TASK DIRECTIONS: Can you repeat the records starting at the first line and ending at the line that contains "sidebar-item[interactable]: 견적관리 xyxy=(40,874,312,920)", with "생산관리" switched to "제조관리" and everything else unchanged?

RECORD EXCERPTS:

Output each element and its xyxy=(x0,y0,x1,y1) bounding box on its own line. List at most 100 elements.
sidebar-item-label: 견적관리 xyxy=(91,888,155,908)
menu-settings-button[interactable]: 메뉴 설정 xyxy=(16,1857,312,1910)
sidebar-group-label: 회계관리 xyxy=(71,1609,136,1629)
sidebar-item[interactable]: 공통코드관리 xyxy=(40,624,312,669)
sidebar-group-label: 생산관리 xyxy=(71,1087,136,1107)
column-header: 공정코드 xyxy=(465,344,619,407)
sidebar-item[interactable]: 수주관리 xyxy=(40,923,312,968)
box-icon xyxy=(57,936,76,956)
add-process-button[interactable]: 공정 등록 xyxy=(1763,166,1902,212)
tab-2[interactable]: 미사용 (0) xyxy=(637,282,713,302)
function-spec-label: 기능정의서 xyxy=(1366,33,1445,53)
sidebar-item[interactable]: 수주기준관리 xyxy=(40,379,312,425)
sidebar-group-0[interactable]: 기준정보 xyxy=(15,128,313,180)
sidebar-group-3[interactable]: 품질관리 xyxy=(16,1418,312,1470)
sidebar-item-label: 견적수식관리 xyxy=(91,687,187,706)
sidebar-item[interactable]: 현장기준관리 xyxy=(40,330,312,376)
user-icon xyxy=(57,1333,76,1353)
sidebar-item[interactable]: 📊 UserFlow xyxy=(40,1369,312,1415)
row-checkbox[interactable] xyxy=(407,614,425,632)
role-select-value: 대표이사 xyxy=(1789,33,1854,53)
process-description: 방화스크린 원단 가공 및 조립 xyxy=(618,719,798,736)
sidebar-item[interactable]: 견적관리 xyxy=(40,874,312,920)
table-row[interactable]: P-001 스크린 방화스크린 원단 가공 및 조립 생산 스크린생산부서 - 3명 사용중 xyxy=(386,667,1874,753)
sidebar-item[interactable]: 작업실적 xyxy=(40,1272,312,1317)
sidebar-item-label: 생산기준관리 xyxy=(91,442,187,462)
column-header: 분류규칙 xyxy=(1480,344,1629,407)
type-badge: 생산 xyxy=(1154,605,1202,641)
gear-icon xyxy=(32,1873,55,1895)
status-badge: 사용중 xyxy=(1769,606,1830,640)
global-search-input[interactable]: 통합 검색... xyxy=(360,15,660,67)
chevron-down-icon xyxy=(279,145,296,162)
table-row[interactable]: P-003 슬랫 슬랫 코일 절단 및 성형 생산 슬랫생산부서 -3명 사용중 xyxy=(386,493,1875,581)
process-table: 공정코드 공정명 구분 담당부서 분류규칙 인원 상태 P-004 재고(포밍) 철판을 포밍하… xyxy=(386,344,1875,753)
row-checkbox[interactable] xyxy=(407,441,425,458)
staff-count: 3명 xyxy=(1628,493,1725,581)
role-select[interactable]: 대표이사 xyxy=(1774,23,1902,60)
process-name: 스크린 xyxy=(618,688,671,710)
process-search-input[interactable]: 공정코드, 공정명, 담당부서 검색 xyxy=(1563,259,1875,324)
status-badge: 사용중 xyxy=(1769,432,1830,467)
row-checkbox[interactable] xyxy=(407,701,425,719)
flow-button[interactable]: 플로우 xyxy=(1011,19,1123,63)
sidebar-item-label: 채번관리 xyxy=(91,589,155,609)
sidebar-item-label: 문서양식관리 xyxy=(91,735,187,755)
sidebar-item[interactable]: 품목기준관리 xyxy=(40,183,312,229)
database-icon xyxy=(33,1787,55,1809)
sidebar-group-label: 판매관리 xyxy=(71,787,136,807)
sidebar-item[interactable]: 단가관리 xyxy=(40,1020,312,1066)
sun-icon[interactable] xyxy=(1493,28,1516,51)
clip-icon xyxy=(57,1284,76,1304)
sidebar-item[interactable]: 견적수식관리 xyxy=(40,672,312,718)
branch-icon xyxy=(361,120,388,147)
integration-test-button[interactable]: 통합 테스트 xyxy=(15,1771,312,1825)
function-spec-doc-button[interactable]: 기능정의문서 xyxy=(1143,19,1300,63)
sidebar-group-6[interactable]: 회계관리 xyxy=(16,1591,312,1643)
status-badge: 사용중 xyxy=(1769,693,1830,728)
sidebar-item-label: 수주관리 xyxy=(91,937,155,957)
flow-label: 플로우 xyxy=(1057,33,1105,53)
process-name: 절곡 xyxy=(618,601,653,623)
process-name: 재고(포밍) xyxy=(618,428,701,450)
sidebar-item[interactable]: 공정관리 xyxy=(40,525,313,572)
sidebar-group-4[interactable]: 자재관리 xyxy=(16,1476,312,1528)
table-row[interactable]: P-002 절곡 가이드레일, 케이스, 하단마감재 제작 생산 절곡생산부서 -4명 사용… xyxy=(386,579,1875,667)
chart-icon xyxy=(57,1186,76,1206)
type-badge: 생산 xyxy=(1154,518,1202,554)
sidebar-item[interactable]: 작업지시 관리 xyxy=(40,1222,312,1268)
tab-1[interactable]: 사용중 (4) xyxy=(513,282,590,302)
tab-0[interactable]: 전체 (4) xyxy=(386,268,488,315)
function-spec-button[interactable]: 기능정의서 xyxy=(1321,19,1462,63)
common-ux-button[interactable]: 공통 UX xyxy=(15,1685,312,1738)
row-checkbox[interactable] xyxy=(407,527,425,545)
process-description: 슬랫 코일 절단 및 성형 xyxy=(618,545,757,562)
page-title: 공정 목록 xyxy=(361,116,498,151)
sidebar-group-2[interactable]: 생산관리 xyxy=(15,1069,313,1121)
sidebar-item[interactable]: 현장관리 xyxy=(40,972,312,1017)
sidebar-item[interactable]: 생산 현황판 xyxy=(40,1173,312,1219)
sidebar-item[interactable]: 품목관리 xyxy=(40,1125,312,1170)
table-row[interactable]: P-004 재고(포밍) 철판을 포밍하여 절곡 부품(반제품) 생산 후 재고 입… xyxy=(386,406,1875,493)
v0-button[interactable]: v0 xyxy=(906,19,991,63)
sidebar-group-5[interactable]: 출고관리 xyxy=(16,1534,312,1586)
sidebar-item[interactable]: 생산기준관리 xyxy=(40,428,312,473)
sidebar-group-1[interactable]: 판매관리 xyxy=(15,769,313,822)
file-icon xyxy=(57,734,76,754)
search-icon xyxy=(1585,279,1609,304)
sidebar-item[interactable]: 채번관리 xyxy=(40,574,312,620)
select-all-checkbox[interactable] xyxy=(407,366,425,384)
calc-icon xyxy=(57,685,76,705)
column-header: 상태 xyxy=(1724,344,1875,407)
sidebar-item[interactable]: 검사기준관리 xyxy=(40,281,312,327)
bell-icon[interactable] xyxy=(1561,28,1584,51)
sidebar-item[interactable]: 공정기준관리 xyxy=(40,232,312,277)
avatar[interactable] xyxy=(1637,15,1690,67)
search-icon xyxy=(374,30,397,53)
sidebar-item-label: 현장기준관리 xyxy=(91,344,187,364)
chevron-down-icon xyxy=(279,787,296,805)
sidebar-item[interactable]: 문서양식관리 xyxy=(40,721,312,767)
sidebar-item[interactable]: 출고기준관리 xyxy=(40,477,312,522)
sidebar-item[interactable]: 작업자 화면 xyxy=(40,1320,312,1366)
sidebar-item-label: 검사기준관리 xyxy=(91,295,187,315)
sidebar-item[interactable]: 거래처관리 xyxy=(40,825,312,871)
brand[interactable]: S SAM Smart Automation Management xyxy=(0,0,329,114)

OUTPUT OF THE EXERCISE:
Output each element and its xyxy=(x0,y0,x1,y1) bounding box on its own line. List at most 100 elements.
sidebar-item-label: 견적관리 xyxy=(91,888,155,908)
menu-settings-button[interactable]: 메뉴 설정 xyxy=(16,1857,312,1910)
sidebar-group-label: 회계관리 xyxy=(71,1609,136,1629)
sidebar-item[interactable]: 공통코드관리 xyxy=(40,624,312,669)
sidebar-group-label: 제조관리 xyxy=(71,1087,136,1107)
column-header: 공정코드 xyxy=(465,344,619,407)
sidebar-item[interactable]: 수주관리 xyxy=(40,923,312,968)
box-icon xyxy=(57,936,76,956)
add-process-button[interactable]: 공정 등록 xyxy=(1763,166,1902,212)
tab-2[interactable]: 미사용 (0) xyxy=(637,282,713,302)
function-spec-label: 기능정의서 xyxy=(1366,33,1445,53)
sidebar-item[interactable]: 수주기준관리 xyxy=(40,379,312,425)
sidebar-group-0[interactable]: 기준정보 xyxy=(15,128,313,180)
sidebar-group-3[interactable]: 품질관리 xyxy=(16,1418,312,1470)
sidebar-item-label: 견적수식관리 xyxy=(91,687,187,706)
sidebar-item[interactable]: 현장기준관리 xyxy=(40,330,312,376)
user-icon xyxy=(57,1333,76,1353)
sidebar-item[interactable]: 📊 UserFlow xyxy=(40,1369,312,1415)
row-checkbox[interactable] xyxy=(407,614,425,632)
role-select-value: 대표이사 xyxy=(1789,33,1854,53)
process-description: 방화스크린 원단 가공 및 조립 xyxy=(618,719,798,736)
sidebar-item[interactable]: 견적관리 xyxy=(40,874,312,920)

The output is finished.